====== Exercise materials ======

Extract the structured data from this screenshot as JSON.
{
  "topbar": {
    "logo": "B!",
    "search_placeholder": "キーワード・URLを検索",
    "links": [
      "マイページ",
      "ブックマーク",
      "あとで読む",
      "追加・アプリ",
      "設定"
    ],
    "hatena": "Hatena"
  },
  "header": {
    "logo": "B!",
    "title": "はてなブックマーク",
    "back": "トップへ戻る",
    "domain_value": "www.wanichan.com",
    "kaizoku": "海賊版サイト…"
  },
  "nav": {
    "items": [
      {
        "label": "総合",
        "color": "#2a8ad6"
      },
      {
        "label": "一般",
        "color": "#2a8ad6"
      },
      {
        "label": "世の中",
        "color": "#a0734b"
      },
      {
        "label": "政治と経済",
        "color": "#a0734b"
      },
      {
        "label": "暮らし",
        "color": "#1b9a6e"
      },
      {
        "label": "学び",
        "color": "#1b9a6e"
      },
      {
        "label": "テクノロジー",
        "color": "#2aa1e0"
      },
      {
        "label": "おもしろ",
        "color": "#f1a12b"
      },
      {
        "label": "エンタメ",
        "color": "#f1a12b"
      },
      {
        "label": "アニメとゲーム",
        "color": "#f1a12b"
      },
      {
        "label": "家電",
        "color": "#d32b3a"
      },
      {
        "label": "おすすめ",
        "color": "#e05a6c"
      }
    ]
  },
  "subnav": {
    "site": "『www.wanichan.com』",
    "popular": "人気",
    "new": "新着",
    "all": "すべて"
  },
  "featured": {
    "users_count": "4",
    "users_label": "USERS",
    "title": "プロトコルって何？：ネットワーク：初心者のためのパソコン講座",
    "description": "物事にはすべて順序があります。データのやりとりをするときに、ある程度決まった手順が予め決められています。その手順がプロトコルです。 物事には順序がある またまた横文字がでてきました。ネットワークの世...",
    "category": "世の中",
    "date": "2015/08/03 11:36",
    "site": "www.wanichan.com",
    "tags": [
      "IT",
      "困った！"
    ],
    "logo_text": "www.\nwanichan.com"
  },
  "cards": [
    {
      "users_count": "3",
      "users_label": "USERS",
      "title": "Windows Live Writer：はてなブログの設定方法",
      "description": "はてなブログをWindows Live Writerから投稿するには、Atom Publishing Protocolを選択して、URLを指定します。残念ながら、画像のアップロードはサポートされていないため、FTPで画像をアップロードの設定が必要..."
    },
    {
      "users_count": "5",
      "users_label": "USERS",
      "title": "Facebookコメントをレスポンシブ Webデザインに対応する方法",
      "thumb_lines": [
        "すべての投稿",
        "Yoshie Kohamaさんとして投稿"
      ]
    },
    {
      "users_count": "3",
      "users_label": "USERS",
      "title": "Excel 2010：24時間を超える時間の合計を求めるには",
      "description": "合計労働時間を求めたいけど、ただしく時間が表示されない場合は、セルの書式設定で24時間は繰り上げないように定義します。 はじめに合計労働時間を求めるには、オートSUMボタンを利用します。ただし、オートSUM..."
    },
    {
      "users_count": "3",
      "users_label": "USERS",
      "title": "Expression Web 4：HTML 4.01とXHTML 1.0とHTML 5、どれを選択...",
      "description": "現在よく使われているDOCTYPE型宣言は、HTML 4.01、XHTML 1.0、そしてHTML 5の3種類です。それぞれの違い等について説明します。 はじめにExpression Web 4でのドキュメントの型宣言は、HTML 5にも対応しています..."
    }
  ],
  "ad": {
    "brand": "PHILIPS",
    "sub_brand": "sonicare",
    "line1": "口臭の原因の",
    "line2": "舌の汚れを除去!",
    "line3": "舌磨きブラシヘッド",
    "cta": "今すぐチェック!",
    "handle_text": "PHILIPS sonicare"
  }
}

======
====== Exercise materials ======

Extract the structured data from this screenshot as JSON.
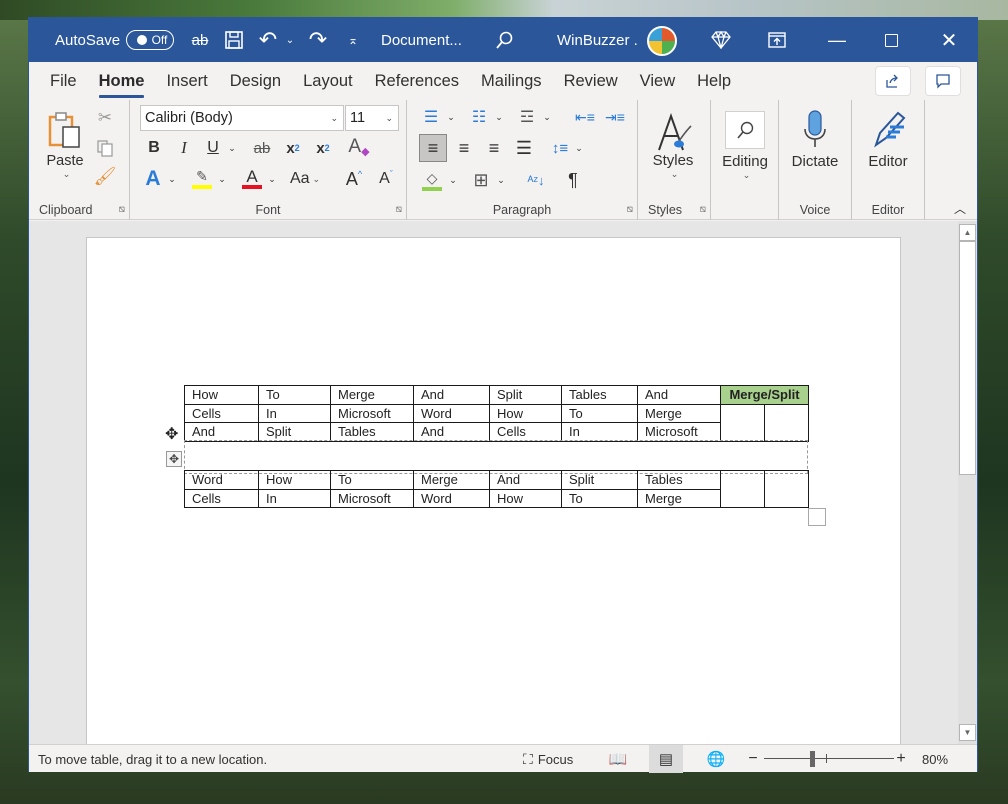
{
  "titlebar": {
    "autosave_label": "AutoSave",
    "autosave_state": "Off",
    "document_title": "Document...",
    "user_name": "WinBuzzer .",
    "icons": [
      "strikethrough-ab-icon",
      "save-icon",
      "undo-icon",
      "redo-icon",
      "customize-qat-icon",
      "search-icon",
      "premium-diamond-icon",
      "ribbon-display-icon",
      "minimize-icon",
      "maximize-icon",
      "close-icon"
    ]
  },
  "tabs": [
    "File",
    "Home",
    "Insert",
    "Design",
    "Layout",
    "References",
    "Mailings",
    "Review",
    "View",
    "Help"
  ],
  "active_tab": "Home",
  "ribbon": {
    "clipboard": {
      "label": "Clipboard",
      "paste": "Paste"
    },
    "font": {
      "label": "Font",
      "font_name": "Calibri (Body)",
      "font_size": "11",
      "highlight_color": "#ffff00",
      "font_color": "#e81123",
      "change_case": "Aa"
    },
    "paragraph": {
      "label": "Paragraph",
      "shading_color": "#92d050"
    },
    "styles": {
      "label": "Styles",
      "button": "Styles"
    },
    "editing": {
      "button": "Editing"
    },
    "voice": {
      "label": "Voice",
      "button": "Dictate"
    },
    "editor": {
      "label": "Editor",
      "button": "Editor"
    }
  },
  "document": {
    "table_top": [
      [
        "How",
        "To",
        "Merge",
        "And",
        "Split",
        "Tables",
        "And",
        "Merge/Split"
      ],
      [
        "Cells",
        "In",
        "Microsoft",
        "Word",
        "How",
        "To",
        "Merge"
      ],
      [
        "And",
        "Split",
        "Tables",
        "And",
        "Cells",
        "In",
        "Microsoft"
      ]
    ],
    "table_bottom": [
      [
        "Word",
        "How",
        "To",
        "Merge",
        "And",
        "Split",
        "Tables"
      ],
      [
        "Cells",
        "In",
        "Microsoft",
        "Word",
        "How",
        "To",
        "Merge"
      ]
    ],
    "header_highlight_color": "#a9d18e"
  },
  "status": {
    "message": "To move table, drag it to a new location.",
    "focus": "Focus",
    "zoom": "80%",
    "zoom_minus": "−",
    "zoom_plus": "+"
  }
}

======

#### [Problem statement]
Within the entries above, report how many lines include "PHILIPS", and keep the answer to the number.

#### [Reply to the task]
2